— begin Dataset rows —
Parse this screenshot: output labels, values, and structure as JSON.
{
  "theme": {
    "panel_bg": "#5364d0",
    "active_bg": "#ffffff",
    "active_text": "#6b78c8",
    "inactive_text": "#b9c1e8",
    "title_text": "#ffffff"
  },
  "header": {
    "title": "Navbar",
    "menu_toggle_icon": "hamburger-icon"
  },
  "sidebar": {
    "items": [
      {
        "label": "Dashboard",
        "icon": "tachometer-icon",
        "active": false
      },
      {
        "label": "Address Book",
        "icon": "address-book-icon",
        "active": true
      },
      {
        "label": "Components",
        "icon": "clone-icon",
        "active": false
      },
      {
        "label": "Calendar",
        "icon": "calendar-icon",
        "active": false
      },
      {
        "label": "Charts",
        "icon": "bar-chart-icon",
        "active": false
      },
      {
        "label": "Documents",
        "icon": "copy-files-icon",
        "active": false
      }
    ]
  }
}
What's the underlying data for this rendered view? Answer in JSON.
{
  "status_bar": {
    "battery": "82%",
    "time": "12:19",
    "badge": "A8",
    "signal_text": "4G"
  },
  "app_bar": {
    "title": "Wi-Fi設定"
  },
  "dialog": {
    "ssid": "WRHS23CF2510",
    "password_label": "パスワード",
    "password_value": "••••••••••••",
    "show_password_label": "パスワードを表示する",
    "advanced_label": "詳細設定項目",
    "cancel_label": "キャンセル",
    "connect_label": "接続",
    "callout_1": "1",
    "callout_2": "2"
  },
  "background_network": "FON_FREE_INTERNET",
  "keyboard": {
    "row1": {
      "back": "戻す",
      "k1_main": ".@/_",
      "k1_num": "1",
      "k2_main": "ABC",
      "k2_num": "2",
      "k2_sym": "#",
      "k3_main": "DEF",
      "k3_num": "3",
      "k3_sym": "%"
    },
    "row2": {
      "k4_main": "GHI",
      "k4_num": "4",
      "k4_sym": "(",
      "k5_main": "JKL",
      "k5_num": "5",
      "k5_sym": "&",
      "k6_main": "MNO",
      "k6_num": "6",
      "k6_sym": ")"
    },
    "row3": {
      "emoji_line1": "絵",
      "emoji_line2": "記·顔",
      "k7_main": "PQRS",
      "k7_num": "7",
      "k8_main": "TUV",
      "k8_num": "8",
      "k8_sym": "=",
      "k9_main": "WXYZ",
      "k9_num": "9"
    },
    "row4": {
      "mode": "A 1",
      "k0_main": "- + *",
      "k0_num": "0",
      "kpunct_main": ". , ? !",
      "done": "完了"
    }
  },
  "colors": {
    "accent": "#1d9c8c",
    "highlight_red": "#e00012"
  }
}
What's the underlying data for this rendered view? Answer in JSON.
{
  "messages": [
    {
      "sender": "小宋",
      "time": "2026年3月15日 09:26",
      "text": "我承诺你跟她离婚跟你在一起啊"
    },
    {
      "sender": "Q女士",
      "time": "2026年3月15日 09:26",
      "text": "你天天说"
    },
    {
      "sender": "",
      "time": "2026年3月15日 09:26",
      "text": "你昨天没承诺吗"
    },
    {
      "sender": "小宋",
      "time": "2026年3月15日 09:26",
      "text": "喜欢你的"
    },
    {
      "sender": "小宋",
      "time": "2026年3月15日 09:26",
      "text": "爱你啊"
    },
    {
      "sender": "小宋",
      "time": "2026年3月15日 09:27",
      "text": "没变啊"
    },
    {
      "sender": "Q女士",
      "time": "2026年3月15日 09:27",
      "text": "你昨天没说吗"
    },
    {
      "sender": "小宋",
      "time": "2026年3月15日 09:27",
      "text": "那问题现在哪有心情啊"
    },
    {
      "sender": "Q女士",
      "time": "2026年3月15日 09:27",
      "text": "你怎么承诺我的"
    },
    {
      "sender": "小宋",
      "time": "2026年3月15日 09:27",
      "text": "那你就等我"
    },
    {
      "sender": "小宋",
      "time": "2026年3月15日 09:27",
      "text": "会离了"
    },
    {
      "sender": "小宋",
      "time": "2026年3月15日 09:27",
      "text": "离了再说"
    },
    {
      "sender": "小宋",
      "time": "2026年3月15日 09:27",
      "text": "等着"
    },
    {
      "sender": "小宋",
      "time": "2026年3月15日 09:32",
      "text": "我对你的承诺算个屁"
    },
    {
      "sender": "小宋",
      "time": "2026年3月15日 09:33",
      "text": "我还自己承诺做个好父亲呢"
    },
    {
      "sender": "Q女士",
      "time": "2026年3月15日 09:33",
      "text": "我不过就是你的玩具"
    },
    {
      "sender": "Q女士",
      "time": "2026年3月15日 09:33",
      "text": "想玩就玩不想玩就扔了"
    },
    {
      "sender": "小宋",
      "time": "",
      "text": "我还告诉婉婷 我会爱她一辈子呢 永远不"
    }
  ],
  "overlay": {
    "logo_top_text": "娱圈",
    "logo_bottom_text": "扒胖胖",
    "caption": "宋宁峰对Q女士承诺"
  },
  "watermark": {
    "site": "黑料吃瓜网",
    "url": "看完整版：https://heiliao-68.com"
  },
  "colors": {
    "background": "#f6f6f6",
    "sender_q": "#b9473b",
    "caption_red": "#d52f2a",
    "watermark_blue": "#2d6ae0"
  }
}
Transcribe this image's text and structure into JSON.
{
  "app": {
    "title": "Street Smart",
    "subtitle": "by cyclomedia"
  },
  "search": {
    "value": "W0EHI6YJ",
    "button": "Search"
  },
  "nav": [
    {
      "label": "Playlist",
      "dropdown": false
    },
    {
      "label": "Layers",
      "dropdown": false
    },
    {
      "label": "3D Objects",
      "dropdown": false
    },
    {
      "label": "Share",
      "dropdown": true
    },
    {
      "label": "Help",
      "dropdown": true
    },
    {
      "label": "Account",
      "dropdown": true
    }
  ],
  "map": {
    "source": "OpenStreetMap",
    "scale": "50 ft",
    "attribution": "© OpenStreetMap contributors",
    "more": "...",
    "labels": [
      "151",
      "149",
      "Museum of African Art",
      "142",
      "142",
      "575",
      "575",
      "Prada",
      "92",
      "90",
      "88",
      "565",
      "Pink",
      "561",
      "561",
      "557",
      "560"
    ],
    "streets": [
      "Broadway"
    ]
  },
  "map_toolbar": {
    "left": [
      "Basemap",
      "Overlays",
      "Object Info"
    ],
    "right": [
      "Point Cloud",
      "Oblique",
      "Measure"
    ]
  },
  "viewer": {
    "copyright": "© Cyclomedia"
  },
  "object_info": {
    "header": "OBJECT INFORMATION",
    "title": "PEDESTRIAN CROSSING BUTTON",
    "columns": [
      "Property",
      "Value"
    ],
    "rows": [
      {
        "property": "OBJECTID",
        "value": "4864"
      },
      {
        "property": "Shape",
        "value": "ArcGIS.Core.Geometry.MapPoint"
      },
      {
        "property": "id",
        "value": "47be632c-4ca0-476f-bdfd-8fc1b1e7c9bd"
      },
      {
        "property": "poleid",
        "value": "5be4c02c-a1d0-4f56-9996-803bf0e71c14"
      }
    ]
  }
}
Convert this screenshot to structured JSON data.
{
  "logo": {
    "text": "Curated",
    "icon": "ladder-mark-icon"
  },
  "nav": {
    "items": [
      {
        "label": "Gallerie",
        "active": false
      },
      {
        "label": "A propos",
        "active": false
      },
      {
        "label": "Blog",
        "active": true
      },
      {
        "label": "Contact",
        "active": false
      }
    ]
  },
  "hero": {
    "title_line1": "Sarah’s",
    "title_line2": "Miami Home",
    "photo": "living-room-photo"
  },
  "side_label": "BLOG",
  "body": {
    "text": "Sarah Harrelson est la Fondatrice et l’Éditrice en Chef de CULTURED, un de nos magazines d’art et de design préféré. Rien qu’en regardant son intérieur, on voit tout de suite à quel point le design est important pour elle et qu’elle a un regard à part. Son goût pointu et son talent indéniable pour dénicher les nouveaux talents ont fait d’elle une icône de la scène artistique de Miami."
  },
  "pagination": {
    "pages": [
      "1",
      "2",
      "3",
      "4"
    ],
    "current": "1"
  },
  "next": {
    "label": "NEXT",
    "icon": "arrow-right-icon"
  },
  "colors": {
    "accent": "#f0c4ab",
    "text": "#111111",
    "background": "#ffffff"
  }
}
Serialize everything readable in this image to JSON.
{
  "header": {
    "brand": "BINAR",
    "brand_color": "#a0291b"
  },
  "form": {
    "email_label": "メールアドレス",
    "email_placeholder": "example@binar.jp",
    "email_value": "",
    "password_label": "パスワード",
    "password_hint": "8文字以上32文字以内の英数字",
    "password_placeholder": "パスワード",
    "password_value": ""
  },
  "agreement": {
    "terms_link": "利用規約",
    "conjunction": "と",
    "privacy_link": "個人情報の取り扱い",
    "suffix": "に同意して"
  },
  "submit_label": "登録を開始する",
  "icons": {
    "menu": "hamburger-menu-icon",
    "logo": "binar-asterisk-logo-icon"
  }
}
— end Dataset rows —
What the task requires
Reproduce precisely the span of lines that begins at the line containing "Serialize everything readable" and ends with the last line of the listing.

Complete output
Serialize everything readable in this image to JSON.
{
  "header": {
    "brand": "BINAR",
    "brand_color": "#a0291b"
  },
  "form": {
    "email_label": "メールアドレス",
    "email_placeholder": "example@binar.jp",
    "email_value": "",
    "password_label": "パスワード",
    "password_hint": "8文字以上32文字以内の英数字",
    "password_placeholder": "パスワード",
    "password_value": ""
  },
  "agreement": {
    "terms_link": "利用規約",
    "conjunction": "と",
    "privacy_link": "個人情報の取り扱い",
    "suffix": "に同意して"
  },
  "submit_label": "登録を開始する",
  "icons": {
    "menu": "hamburger-menu-icon",
    "logo": "binar-asterisk-logo-icon"
  }
}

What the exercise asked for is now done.